(Stored records)

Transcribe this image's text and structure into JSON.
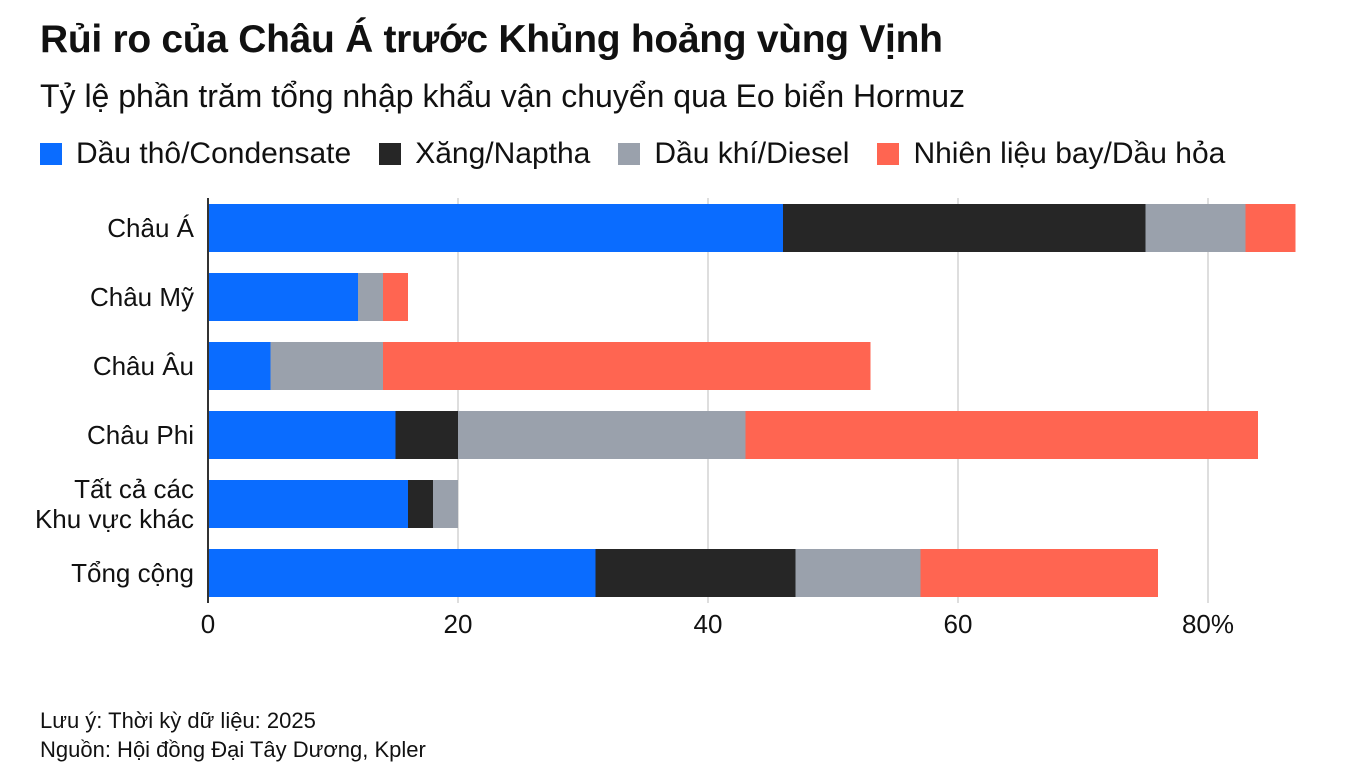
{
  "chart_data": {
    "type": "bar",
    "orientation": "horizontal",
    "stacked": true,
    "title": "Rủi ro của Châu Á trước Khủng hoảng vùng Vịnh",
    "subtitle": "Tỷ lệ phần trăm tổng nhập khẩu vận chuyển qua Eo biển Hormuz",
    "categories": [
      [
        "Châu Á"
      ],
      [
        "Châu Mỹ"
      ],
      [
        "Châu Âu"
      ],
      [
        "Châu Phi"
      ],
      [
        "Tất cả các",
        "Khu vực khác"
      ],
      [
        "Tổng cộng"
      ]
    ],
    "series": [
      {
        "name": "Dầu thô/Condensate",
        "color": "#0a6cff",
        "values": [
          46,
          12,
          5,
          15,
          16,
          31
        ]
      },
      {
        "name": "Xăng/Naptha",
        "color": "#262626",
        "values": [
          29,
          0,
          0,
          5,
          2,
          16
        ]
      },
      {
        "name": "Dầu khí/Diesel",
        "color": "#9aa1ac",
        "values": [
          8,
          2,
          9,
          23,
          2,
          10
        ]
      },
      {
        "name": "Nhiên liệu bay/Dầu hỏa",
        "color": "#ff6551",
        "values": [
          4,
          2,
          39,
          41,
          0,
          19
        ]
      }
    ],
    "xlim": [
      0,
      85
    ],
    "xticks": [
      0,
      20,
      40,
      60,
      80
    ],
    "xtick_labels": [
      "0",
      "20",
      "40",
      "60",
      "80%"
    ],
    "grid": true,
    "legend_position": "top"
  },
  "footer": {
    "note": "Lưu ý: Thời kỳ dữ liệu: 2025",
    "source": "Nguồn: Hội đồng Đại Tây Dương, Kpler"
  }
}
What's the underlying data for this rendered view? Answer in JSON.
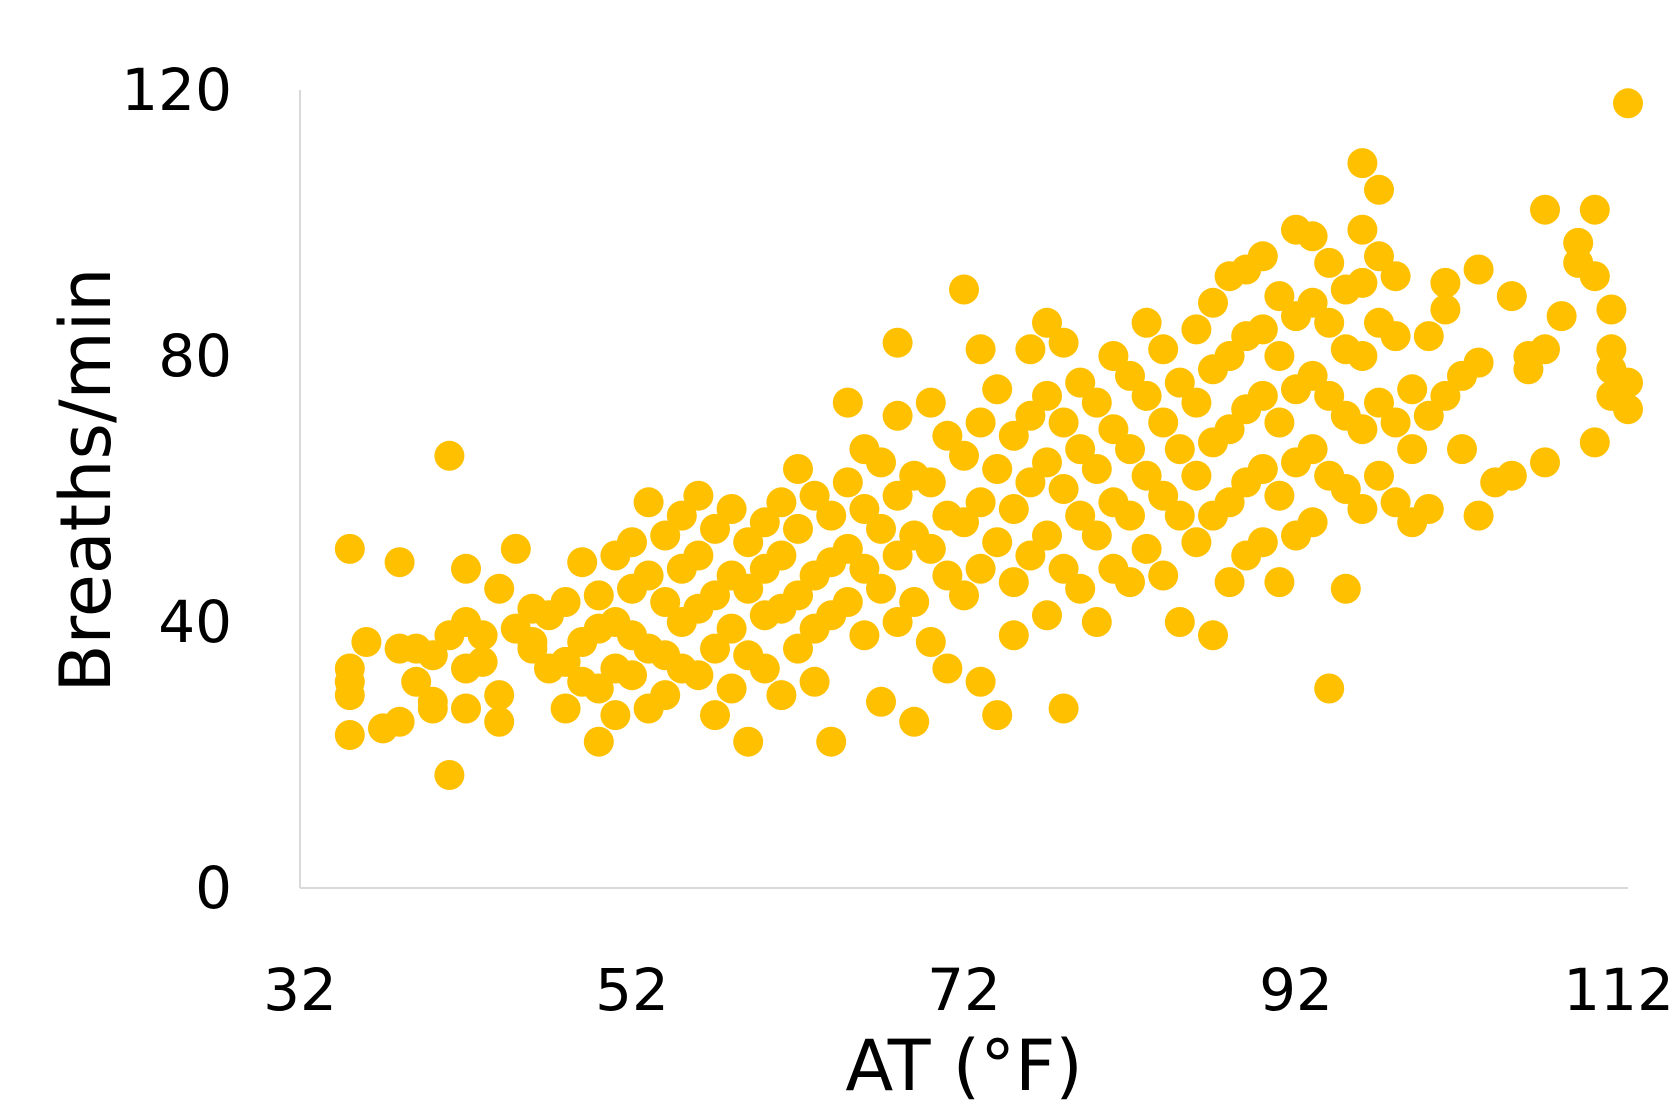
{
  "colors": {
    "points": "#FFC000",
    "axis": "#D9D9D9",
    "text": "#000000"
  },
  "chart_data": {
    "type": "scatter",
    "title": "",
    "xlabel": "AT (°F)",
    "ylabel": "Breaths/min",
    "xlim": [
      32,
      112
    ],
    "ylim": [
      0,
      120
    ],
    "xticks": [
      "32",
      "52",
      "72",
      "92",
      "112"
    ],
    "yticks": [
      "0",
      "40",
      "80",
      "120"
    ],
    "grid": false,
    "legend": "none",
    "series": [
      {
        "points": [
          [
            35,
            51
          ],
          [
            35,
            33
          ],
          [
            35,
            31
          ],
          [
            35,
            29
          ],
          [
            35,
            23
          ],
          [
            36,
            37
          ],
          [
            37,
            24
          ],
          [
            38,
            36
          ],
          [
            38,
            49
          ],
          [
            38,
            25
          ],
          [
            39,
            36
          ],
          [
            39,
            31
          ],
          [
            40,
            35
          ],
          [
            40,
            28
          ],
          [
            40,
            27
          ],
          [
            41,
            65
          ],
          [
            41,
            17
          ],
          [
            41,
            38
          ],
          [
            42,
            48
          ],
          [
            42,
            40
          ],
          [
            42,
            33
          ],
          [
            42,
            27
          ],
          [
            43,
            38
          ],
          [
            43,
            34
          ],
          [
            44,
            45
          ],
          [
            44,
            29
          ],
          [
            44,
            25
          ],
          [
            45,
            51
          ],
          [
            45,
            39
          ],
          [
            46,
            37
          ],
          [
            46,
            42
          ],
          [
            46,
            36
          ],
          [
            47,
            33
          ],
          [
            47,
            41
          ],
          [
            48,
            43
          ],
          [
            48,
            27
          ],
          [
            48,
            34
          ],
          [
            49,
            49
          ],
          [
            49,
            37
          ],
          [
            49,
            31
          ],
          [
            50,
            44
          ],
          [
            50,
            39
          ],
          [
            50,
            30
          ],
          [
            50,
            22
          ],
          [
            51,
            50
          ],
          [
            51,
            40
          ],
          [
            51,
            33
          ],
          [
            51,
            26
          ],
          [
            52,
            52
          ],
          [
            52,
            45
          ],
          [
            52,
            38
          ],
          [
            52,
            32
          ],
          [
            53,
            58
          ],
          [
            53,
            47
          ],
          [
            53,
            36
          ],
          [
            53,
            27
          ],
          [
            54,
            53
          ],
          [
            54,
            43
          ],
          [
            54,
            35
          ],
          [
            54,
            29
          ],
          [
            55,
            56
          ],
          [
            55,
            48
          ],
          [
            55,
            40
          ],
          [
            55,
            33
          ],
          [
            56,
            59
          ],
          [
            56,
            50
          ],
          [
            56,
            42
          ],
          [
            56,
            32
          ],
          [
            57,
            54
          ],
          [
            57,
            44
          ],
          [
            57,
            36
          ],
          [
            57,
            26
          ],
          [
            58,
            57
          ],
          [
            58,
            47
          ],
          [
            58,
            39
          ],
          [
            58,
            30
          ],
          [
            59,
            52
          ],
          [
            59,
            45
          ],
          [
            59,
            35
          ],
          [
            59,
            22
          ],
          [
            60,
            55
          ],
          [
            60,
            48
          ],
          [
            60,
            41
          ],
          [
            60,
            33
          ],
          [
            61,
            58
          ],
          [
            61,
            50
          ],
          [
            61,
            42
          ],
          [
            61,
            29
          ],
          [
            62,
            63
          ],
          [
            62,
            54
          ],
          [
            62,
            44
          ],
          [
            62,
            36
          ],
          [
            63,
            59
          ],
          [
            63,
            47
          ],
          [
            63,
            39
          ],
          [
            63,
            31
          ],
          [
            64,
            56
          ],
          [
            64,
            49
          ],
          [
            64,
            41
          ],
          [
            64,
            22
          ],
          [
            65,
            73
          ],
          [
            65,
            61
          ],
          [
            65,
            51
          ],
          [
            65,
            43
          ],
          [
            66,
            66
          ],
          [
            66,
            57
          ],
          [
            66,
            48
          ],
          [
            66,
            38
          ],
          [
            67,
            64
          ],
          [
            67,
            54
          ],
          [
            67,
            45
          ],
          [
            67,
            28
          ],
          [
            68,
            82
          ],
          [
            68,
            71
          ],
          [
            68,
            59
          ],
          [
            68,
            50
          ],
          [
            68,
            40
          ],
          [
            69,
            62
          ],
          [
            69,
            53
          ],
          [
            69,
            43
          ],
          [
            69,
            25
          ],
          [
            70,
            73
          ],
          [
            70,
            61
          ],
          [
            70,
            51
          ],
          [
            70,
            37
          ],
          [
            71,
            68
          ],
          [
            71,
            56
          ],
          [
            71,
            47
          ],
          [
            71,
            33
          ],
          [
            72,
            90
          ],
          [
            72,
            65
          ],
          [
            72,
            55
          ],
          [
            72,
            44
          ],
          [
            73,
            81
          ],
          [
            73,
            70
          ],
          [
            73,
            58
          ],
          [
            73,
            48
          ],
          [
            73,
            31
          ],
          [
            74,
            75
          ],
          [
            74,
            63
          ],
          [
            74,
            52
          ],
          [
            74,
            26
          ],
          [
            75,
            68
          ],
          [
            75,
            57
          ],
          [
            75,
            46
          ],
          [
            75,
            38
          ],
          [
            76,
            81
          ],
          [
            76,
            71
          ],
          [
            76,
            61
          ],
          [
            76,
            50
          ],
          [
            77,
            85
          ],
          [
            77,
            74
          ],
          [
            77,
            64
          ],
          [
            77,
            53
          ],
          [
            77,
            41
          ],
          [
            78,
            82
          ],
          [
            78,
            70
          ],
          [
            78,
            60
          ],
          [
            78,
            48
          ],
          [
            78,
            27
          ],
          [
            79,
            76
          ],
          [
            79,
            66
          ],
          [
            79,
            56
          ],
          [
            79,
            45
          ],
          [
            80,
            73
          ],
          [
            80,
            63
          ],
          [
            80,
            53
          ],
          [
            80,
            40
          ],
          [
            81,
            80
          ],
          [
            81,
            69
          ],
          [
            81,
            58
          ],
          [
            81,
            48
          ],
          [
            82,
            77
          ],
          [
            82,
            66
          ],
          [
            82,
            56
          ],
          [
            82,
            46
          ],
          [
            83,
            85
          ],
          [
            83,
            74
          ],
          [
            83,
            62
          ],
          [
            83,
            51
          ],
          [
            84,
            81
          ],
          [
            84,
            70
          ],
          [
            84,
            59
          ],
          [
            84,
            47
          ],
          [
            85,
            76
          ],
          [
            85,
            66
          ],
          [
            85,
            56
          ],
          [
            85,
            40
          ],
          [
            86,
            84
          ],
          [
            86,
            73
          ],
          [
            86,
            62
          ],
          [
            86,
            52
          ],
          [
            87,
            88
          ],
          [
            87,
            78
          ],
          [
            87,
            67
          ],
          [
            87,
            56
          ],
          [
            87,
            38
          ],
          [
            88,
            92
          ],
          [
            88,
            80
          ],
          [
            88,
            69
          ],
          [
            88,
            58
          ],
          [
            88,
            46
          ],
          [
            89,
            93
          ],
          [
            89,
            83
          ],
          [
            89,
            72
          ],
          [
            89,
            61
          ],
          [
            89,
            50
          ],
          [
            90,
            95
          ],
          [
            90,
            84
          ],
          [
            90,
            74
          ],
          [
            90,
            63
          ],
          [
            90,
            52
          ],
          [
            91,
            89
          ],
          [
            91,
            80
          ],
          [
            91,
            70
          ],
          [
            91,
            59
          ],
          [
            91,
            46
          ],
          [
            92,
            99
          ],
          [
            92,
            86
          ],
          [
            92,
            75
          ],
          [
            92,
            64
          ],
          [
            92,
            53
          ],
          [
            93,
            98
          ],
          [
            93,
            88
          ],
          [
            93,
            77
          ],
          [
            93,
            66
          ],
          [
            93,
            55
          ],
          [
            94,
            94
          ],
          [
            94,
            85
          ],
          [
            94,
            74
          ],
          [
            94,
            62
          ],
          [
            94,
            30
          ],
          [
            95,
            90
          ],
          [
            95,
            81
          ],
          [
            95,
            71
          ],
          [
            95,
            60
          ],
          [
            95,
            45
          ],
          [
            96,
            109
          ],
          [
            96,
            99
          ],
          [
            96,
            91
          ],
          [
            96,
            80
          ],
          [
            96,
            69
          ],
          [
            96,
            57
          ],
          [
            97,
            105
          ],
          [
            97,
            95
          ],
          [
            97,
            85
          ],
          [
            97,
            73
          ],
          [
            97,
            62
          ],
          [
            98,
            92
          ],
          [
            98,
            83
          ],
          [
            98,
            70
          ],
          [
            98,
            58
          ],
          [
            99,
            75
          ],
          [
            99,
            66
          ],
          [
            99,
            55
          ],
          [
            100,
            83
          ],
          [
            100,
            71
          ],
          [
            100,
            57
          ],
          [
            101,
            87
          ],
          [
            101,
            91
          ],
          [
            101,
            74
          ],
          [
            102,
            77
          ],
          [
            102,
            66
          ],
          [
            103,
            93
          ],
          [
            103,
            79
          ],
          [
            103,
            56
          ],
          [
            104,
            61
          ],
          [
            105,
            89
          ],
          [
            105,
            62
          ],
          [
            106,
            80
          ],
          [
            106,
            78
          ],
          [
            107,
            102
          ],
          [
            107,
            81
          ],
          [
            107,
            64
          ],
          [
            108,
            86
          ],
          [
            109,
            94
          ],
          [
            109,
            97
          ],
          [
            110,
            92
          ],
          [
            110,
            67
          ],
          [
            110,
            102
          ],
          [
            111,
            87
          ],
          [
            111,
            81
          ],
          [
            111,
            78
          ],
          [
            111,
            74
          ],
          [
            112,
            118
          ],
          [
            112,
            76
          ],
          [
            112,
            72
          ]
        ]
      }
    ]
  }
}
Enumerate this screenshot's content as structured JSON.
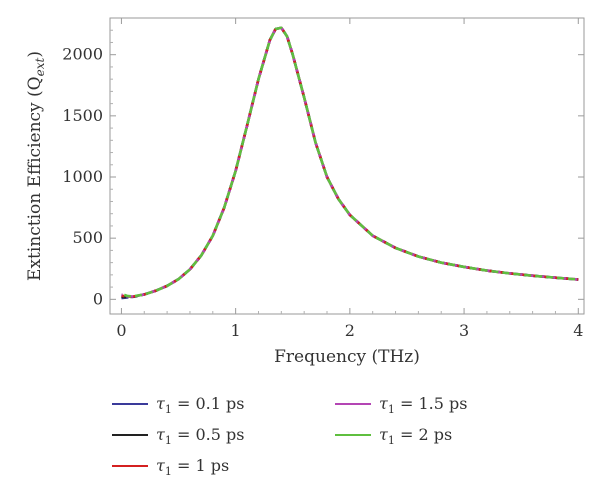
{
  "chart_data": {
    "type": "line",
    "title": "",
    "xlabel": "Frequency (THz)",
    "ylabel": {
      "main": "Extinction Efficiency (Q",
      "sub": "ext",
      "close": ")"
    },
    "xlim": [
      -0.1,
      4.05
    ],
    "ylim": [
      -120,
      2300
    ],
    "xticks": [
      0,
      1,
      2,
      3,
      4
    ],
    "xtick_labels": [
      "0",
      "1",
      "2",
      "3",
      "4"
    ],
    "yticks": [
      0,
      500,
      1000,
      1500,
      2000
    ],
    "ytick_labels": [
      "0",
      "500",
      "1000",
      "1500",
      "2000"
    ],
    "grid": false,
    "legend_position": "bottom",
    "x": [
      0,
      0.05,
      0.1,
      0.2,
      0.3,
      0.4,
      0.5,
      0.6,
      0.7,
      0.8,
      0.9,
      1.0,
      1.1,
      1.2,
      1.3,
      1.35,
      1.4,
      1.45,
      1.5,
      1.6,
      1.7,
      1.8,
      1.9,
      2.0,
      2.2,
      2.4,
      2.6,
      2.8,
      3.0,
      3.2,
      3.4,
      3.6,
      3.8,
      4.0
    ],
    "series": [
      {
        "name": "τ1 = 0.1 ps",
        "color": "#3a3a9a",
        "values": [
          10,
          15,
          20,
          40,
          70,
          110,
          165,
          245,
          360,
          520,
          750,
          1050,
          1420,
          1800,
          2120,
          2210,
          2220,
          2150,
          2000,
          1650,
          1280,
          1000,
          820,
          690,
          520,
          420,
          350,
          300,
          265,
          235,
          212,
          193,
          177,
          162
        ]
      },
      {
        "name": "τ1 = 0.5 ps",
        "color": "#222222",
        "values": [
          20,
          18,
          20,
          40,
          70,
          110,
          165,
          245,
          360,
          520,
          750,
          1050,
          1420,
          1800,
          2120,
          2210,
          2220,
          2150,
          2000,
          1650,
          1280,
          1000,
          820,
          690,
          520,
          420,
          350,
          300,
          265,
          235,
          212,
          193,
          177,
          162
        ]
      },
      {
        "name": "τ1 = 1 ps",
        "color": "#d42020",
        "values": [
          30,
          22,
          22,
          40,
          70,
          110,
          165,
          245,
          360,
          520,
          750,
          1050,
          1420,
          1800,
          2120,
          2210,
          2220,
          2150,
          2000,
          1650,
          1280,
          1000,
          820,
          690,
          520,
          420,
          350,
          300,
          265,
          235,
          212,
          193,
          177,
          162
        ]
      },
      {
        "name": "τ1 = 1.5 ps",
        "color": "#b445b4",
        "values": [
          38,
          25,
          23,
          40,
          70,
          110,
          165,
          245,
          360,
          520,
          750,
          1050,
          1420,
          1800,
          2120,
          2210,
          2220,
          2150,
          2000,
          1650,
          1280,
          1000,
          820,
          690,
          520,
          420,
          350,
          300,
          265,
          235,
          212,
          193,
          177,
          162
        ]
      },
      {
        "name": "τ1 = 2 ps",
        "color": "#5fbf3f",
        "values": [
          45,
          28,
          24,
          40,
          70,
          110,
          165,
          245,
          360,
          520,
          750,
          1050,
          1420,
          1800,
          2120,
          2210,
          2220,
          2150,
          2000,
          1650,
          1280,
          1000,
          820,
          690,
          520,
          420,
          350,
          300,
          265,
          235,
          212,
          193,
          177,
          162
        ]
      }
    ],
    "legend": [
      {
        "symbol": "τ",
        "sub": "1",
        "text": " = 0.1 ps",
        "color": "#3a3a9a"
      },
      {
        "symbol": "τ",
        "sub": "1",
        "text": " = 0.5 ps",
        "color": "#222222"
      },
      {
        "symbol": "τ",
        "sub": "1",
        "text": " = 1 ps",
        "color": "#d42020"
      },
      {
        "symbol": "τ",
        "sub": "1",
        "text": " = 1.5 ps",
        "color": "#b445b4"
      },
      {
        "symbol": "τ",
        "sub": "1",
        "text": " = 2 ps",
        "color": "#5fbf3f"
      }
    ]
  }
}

**Goal of the exercise**
Pull every line containing "this" out of the records.

**Full answer**
Transcribe this image's text and structure into JSON.
What's the underlying data for this rendered view? Answer in JSON.
Enumerate this screenshot's content as structured JSON.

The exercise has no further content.